For the data below, report only the number of lines containing the string "ieee".

◆ DATA SHOWN ◆

— START —

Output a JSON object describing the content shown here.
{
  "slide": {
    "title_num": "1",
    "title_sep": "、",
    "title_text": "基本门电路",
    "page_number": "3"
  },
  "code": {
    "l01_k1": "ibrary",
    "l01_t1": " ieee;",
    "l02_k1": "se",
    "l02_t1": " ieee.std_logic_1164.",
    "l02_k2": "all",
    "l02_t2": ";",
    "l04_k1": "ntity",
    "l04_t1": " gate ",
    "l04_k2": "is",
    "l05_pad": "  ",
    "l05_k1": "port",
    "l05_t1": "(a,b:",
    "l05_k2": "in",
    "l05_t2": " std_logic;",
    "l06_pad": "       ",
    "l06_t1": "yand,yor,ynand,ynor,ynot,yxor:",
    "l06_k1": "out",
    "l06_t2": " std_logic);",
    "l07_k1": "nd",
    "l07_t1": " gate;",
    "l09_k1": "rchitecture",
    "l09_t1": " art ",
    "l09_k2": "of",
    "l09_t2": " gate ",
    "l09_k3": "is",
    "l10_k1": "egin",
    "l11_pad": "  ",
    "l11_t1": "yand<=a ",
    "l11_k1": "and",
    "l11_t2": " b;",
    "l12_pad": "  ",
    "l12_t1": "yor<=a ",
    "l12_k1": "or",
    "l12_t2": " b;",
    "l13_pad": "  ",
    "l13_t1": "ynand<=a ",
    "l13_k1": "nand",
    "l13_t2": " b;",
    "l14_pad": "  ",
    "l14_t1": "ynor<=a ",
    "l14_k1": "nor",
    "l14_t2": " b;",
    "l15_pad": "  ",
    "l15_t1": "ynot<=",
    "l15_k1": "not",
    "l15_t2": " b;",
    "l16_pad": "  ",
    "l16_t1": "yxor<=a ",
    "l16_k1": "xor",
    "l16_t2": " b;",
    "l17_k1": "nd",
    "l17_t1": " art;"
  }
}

— END —

◆ FULL OUTPUT ◆
2